BEGIN Stored data

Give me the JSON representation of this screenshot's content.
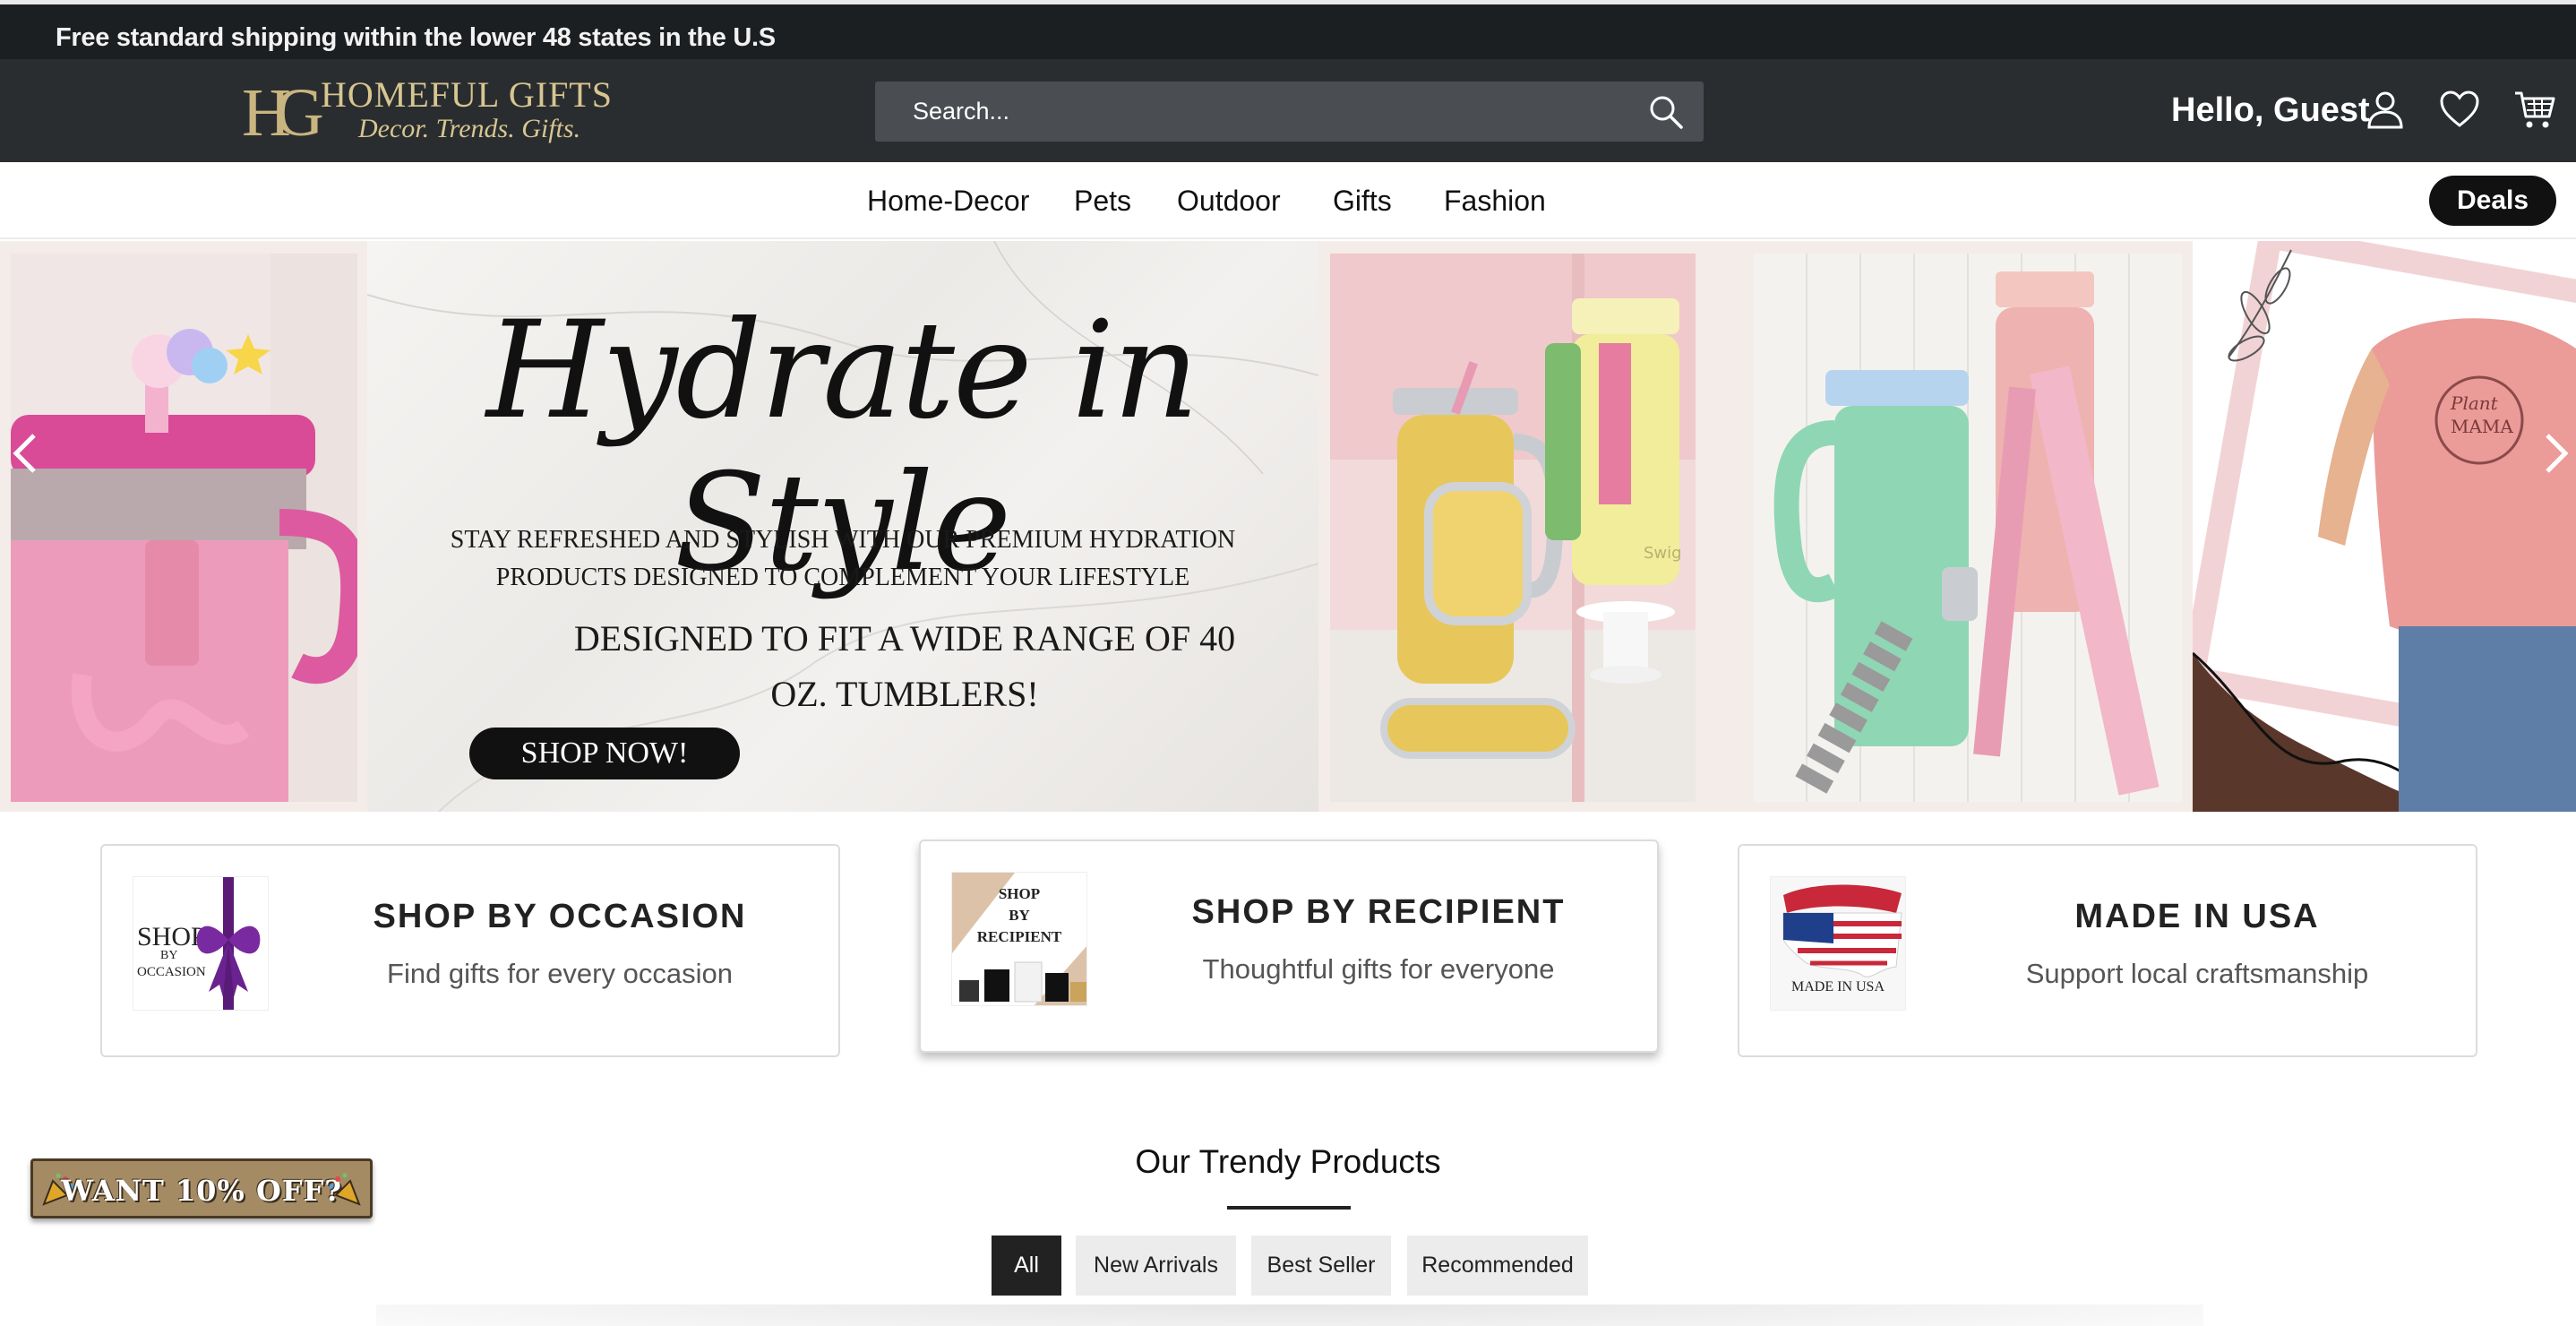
{
  "announcement": {
    "text": "Free standard shipping within the lower 48 states in the U.S"
  },
  "logo": {
    "monogram": "HG",
    "name": "HOMEFUL GIFTS",
    "tagline": "Decor. Trends. Gifts."
  },
  "search": {
    "placeholder": "Search..."
  },
  "header": {
    "greeting": "Hello, Guest",
    "icons": [
      "user-icon",
      "heart-icon",
      "cart-icon"
    ]
  },
  "nav": {
    "items": [
      {
        "label": "Home-Decor"
      },
      {
        "label": "Pets"
      },
      {
        "label": "Outdoor"
      },
      {
        "label": "Gifts"
      },
      {
        "label": "Fashion"
      }
    ],
    "deals_label": "Deals"
  },
  "hero": {
    "headline": "Hydrate in Style",
    "line1": "STAY REFRESHED AND STYLISH WITH OUR PREMIUM HYDRATION",
    "line2": "PRODUCTS DESIGNED TO COMPLEMENT YOUR LIFESTYLE",
    "line3": "DESIGNED TO FIT A WIDE RANGE OF 40",
    "line4": "OZ. TUMBLERS!",
    "cta": "SHOP NOW!",
    "shirt_text_1": "Plant",
    "shirt_text_2": "MAMA",
    "tumbler_brand": "Swig"
  },
  "cards": [
    {
      "title": "SHOP BY OCCASION",
      "subtitle": "Find gifts for every occasion",
      "img_line1": "SHOP",
      "img_line2": "BY",
      "img_line3": "OCCASION"
    },
    {
      "title": "SHOP BY RECIPIENT",
      "subtitle": "Thoughtful gifts for everyone",
      "img_line1": "SHOP",
      "img_line2": "BY",
      "img_line3": "RECIPIENT"
    },
    {
      "title": "MADE IN USA",
      "subtitle": "Support local craftsmanship",
      "img_line1": "MADE IN USA"
    }
  ],
  "trendy": {
    "title": "Our Trendy Products",
    "tabs": [
      {
        "label": "All"
      },
      {
        "label": "New Arrivals"
      },
      {
        "label": "Best Seller"
      },
      {
        "label": "Recommended"
      }
    ]
  },
  "promo": {
    "text": "WANT 10% OFF?"
  },
  "colors": {
    "header_bg": "#2a2d30",
    "announce_bg": "#1c1f21",
    "gold": "#d7c690",
    "accent_pink": "#e58fb0"
  }
}
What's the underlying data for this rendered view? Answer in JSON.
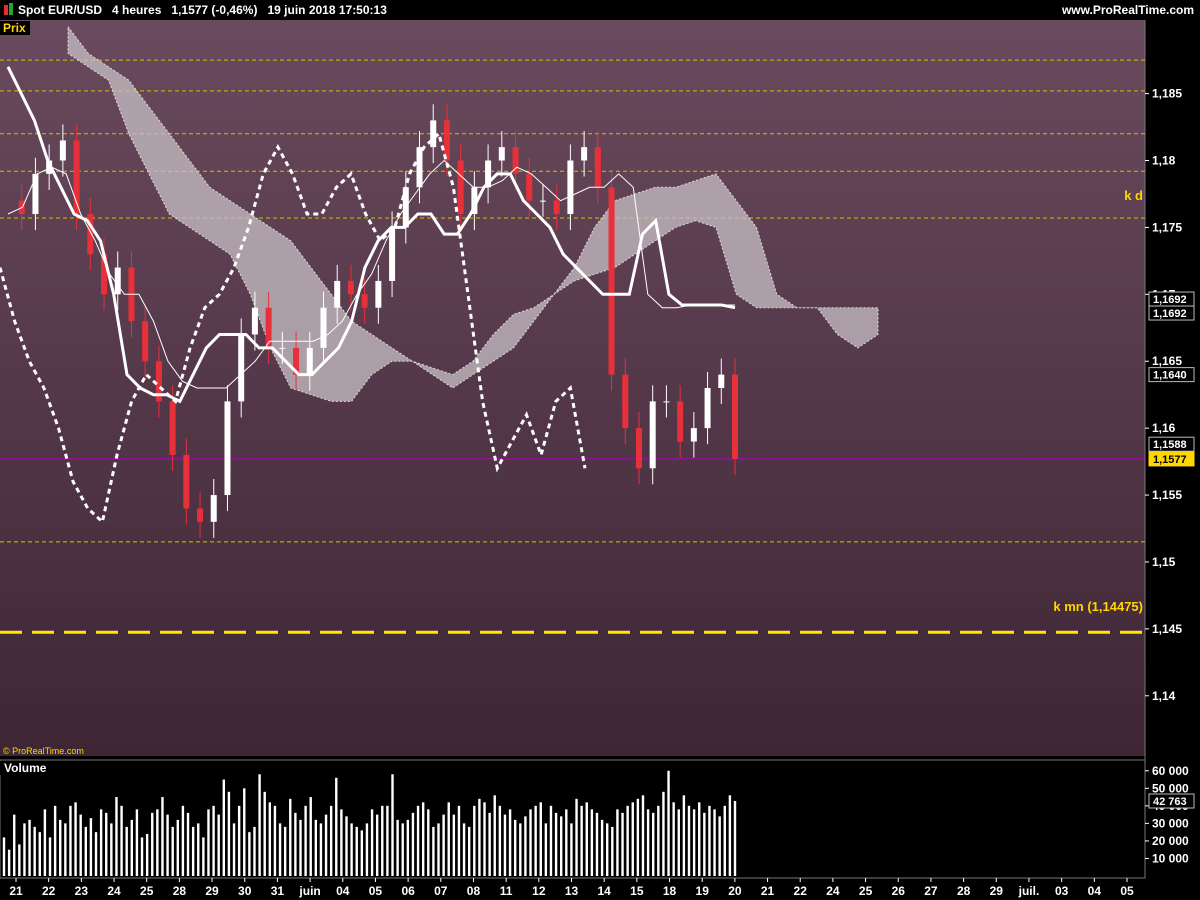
{
  "header": {
    "instrument": "Spot EUR/USD",
    "timeframe": "4 heures",
    "last": "1,1577 (-0,46%)",
    "datetime": "19 juin 2018 17:50:13",
    "website": "www.ProRealTime.com"
  },
  "price_panel": {
    "label": "Prix",
    "copyright": "© ProRealTime.com"
  },
  "volume_panel": {
    "label": "Volume"
  },
  "annotations": {
    "kd": "k d",
    "kmn": "k mn (1,14475)"
  },
  "chart_data": [
    {
      "type": "candlestick",
      "title": "Spot EUR/USD 4 heures",
      "ylim": [
        1.1355,
        1.1905
      ],
      "y_ticks": [
        "1,14",
        "1,145",
        "1,15",
        "1,155",
        "1,16",
        "1,165",
        "1,17",
        "1,175",
        "1,18",
        "1,185"
      ],
      "x_ticks": [
        "21",
        "22",
        "23",
        "24",
        "25",
        "28",
        "29",
        "30",
        "31",
        "juin",
        "04",
        "05",
        "06",
        "07",
        "08",
        "11",
        "12",
        "13",
        "14",
        "15",
        "18",
        "19",
        "20",
        "21",
        "22",
        "24",
        "25",
        "26",
        "27",
        "28",
        "29",
        "juil.",
        "03",
        "04",
        "05"
      ],
      "price_badges": [
        {
          "label": "1,1692",
          "value": 1.1692
        },
        {
          "label": "1,1692",
          "value": 1.1692
        },
        {
          "label": "1,1640",
          "value": 1.164
        },
        {
          "label": "1,1588",
          "value": 1.1588
        },
        {
          "label": "1,1577",
          "value": 1.1577,
          "current": true
        }
      ],
      "horizontal_levels": [
        1.1875,
        1.1852,
        1.182,
        1.1792,
        1.1757,
        1.1515
      ],
      "kd_level": 1.1755,
      "kmn_level": 1.14475,
      "current_price": 1.1577,
      "series": [
        {
          "name": "price",
          "values": [
            1.177,
            1.176,
            1.179,
            1.18,
            1.1815,
            1.176,
            1.173,
            1.17,
            1.172,
            1.168,
            1.165,
            1.162,
            1.158,
            1.154,
            1.153,
            1.155,
            1.162,
            1.167,
            1.169,
            1.166,
            1.166,
            1.164,
            1.166,
            1.169,
            1.171,
            1.17,
            1.169,
            1.171,
            1.175,
            1.178,
            1.181,
            1.183,
            1.18,
            1.176,
            1.178,
            1.18,
            1.181,
            1.179,
            1.177,
            1.177,
            1.176,
            1.18,
            1.181,
            1.178,
            1.164,
            1.16,
            1.157,
            1.162,
            1.162,
            1.159,
            1.16,
            1.163,
            1.164,
            1.1577
          ]
        },
        {
          "name": "tenkan",
          "values": [
            1.176,
            1.1765,
            1.179,
            1.1795,
            1.179,
            1.176,
            1.174,
            1.1715,
            1.17,
            1.17,
            1.168,
            1.165,
            1.1635,
            1.163,
            1.163,
            1.163,
            1.164,
            1.165,
            1.1665,
            1.1665,
            1.1665,
            1.1665,
            1.167,
            1.168,
            1.17,
            1.1715,
            1.174,
            1.176,
            1.1775,
            1.179,
            1.18,
            1.179,
            1.178,
            1.178,
            1.1785,
            1.1795,
            1.179,
            1.178,
            1.177,
            1.1775,
            1.178,
            1.178,
            1.179,
            1.178,
            1.17,
            1.169,
            1.169,
            1.1692,
            1.1692,
            1.1692,
            1.1692
          ]
        },
        {
          "name": "kijun",
          "values": [
            1.187,
            1.185,
            1.183,
            1.18,
            1.178,
            1.176,
            1.1755,
            1.174,
            1.17,
            1.164,
            1.163,
            1.1625,
            1.1625,
            1.162,
            1.164,
            1.166,
            1.167,
            1.167,
            1.167,
            1.166,
            1.166,
            1.165,
            1.164,
            1.164,
            1.165,
            1.166,
            1.168,
            1.172,
            1.174,
            1.175,
            1.175,
            1.176,
            1.176,
            1.1745,
            1.1745,
            1.176,
            1.178,
            1.179,
            1.179,
            1.177,
            1.176,
            1.175,
            1.173,
            1.172,
            1.171,
            1.17,
            1.17,
            1.17,
            1.1745,
            1.1755,
            1.17,
            1.1692,
            1.1692,
            1.1692,
            1.1692,
            1.169
          ]
        },
        {
          "name": "chikou",
          "values": [
            1.172,
            1.168,
            1.165,
            1.163,
            1.16,
            1.156,
            1.154,
            1.153,
            1.158,
            1.162,
            1.164,
            1.163,
            1.162,
            1.166,
            1.169,
            1.17,
            1.172,
            1.175,
            1.179,
            1.181,
            1.179,
            1.176,
            1.176,
            1.178,
            1.179,
            1.176,
            1.174,
            1.175,
            1.179,
            1.181,
            1.182,
            1.178,
            1.17,
            1.162,
            1.157,
            1.159,
            1.161,
            1.158,
            1.162,
            1.163,
            1.157
          ]
        },
        {
          "name": "span_a",
          "values": [
            1.19,
            1.188,
            1.187,
            1.186,
            1.184,
            1.182,
            1.18,
            1.178,
            1.177,
            1.176,
            1.175,
            1.174,
            1.172,
            1.17,
            1.168,
            1.167,
            1.166,
            1.165,
            1.164,
            1.163,
            1.164,
            1.165,
            1.166,
            1.168,
            1.17,
            1.172,
            1.175,
            1.177,
            1.1775,
            1.178,
            1.178,
            1.1785,
            1.179,
            1.177,
            1.175,
            1.17,
            1.169,
            1.169,
            1.167,
            1.166,
            1.167
          ]
        },
        {
          "name": "span_b",
          "values": [
            1.188,
            1.187,
            1.186,
            1.182,
            1.179,
            1.176,
            1.175,
            1.174,
            1.173,
            1.17,
            1.166,
            1.163,
            1.1625,
            1.162,
            1.162,
            1.164,
            1.165,
            1.165,
            1.1645,
            1.164,
            1.165,
            1.167,
            1.1685,
            1.169,
            1.17,
            1.171,
            1.1715,
            1.172,
            1.173,
            1.174,
            1.175,
            1.1755,
            1.175,
            1.17,
            1.169,
            1.169,
            1.169,
            1.169,
            1.169,
            1.169,
            1.169
          ]
        }
      ]
    },
    {
      "type": "bar",
      "title": "Volume",
      "ylim": [
        0,
        65000
      ],
      "y_ticks": [
        "10 000",
        "20 000",
        "30 000",
        "40 000",
        "50 000",
        "60 000"
      ],
      "current_volume": {
        "label": "42 763",
        "value": 42763
      },
      "values": [
        22000,
        15000,
        35000,
        18000,
        30000,
        32000,
        28000,
        25000,
        38000,
        22000,
        40000,
        32000,
        30000,
        40000,
        42000,
        35000,
        28000,
        33000,
        25000,
        38000,
        36000,
        30000,
        45000,
        40000,
        28000,
        32000,
        38000,
        22000,
        24000,
        36000,
        38000,
        45000,
        35000,
        28000,
        32000,
        40000,
        36000,
        28000,
        30000,
        22000,
        38000,
        40000,
        35000,
        55000,
        48000,
        30000,
        40000,
        50000,
        25000,
        28000,
        58000,
        48000,
        42000,
        40000,
        30000,
        28000,
        44000,
        36000,
        32000,
        40000,
        45000,
        32000,
        30000,
        35000,
        40000,
        56000,
        38000,
        34000,
        30000,
        28000,
        26000,
        30000,
        38000,
        35000,
        40000,
        40000,
        58000,
        32000,
        30000,
        32000,
        36000,
        40000,
        42000,
        38000,
        28000,
        30000,
        35000,
        42000,
        35000,
        40000,
        30000,
        28000,
        40000,
        44000,
        42000,
        36000,
        46000,
        40000,
        35000,
        38000,
        32000,
        30000,
        34000,
        38000,
        40000,
        42000,
        30000,
        40000,
        36000,
        34000,
        38000,
        30000,
        44000,
        40000,
        42000,
        38000,
        36000,
        32000,
        30000,
        28000,
        38000,
        36000,
        40000,
        42000,
        44000,
        46000,
        38000,
        36000,
        40000,
        48000,
        60000,
        42000,
        38000,
        46000,
        40000,
        38000,
        42000,
        36000,
        40000,
        38000,
        34000,
        40000,
        46000,
        42763
      ]
    }
  ]
}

END Stored data

Each line in the listing above that contains "ProRealTime" should be copied.

■ Response:
    "website": "www.ProRealTime.com"
    "copyright": "© ProRealTime.com"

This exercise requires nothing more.